----- Records to use

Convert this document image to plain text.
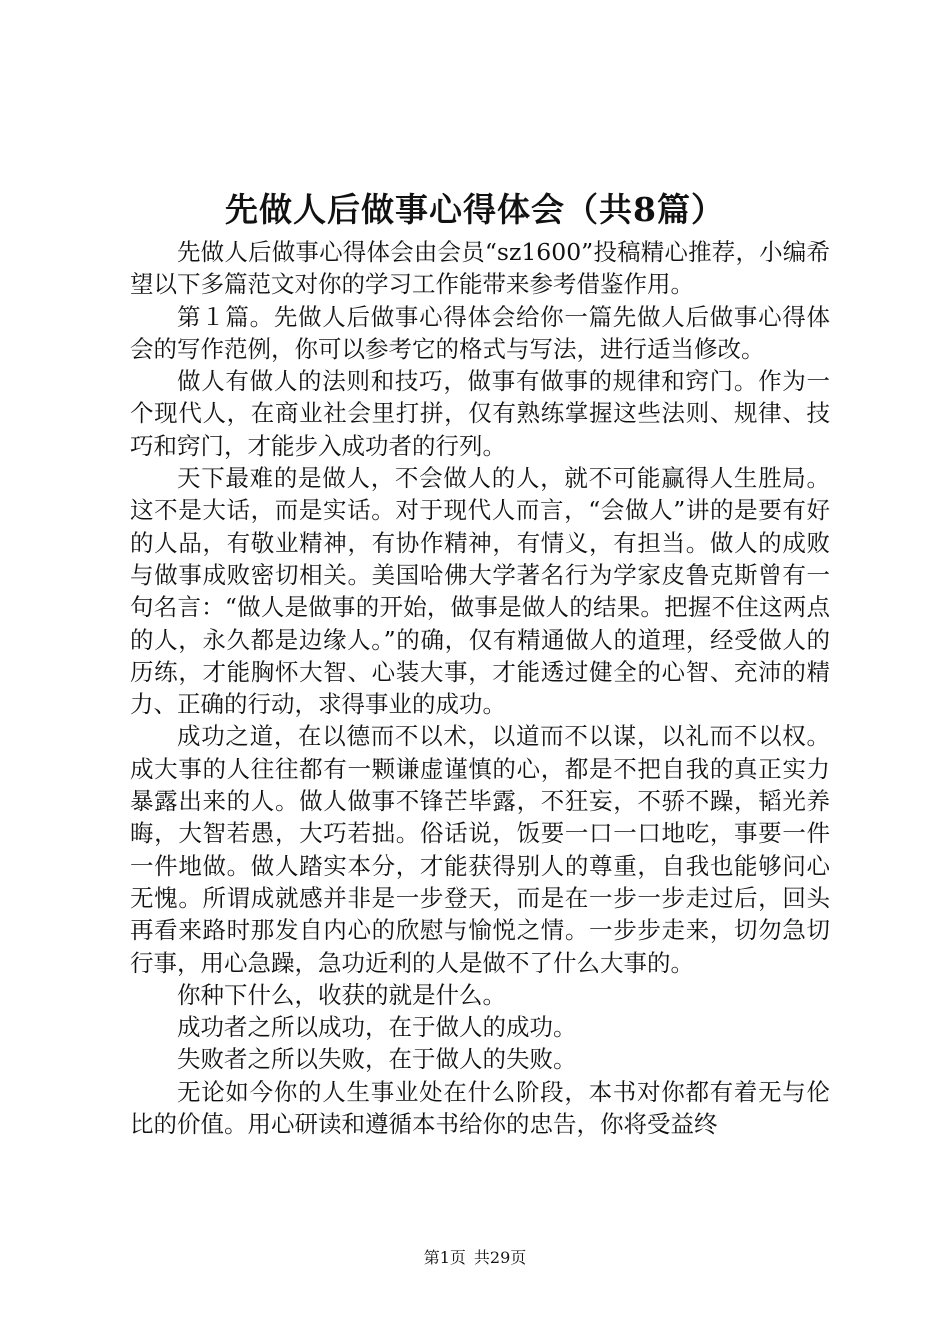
先做人后做事心得体会（共8篇）

先做人后做事心得体会由会员“sz1600”投稿精心推荐，小编希望以下多篇范文对你的学习工作能带来参考借鉴作用。

第１篇。先做人后做事心得体会给你一篇先做人后做事心得体会的写作范例，你可以参考它的格式与写法，进行适当修改。

做人有做人的法则和技巧，做事有做事的规律和窍门。作为一个现代人，在商业社会里打拼，仅有熟练掌握这些法则、规律、技巧和窍门，才能步入成功者的行列。

天下最难的是做人，不会做人的人，就不可能赢得人生胜局。这不是大话，而是实话。对于现代人而言，“会做人”讲的是要有好的人品，有敬业精神，有协作精神，有情义，有担当。做人的成败与做事成败密切相关。美国哈佛大学著名行为学家皮鲁克斯曾有一句名言：“做人是做事的开始，做事是做人的结果。把握不住这两点的人，永久都是边缘人。”的确，仅有精通做人的道理，经受做人的历练，才能胸怀大智、心装大事，才能透过健全的心智、充沛的精力、正确的行动，求得事业的成功。

成功之道，在以德而不以术，以道而不以谋，以礼而不以权。成大事的人往往都有一颗谦虚谨慎的心，都是不把自我的真正实力暴露出来的人。做人做事不锋芒毕露，不狂妄，不骄不躁，韬光养晦，大智若愚，大巧若拙。俗话说，饭要一口一口地吃，事要一件一件地做。做人踏实本分，才能获得别人的尊重，自我也能够问心无愧。所谓成就感并非是一步登天，而是在一步一步走过后，回头再看来路时那发自内心的欣慰与愉悦之情。一步步走来，切勿急切行事，用心急躁，急功近利的人是做不了什么大事的。

你种下什么，收获的就是什么。

成功者之所以成功，在于做人的成功。

失败者之所以失败，在于做人的失败。

无论如今你的人生事业处在什么阶段，本书对你都有着无与伦比的价值。用心研读和遵循本书给你的忠告，你将受益终

第1页 共29页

----------

Set down all the entries exactly as they appear, but skip any pictures.

▸ **Full solution**
Convert this document image to plain text.
先做人后做事心得体会（共8篇）

先做人后做事心得体会由会员“sz1600”投稿精心推荐，小编希望以下多篇范文对你的学习工作能带来参考借鉴作用。

第１篇。先做人后做事心得体会给你一篇先做人后做事心得体会的写作范例，你可以参考它的格式与写法，进行适当修改。

做人有做人的法则和技巧，做事有做事的规律和窍门。作为一个现代人，在商业社会里打拼，仅有熟练掌握这些法则、规律、技巧和窍门，才能步入成功者的行列。

天下最难的是做人，不会做人的人，就不可能赢得人生胜局。这不是大话，而是实话。对于现代人而言，“会做人”讲的是要有好的人品，有敬业精神，有协作精神，有情义，有担当。做人的成败与做事成败密切相关。美国哈佛大学著名行为学家皮鲁克斯曾有一句名言：“做人是做事的开始，做事是做人的结果。把握不住这两点的人，永久都是边缘人。”的确，仅有精通做人的道理，经受做人的历练，才能胸怀大智、心装大事，才能透过健全的心智、充沛的精力、正确的行动，求得事业的成功。

成功之道，在以德而不以术，以道而不以谋，以礼而不以权。成大事的人往往都有一颗谦虚谨慎的心，都是不把自我的真正实力暴露出来的人。做人做事不锋芒毕露，不狂妄，不骄不躁，韬光养晦，大智若愚，大巧若拙。俗话说，饭要一口一口地吃，事要一件一件地做。做人踏实本分，才能获得别人的尊重，自我也能够问心无愧。所谓成就感并非是一步登天，而是在一步一步走过后，回头再看来路时那发自内心的欣慰与愉悦之情。一步步走来，切勿急切行事，用心急躁，急功近利的人是做不了什么大事的。

你种下什么，收获的就是什么。

成功者之所以成功，在于做人的成功。

失败者之所以失败，在于做人的失败。

无论如今你的人生事业处在什么阶段，本书对你都有着无与伦比的价值。用心研读和遵循本书给你的忠告，你将受益终

第1页 共29页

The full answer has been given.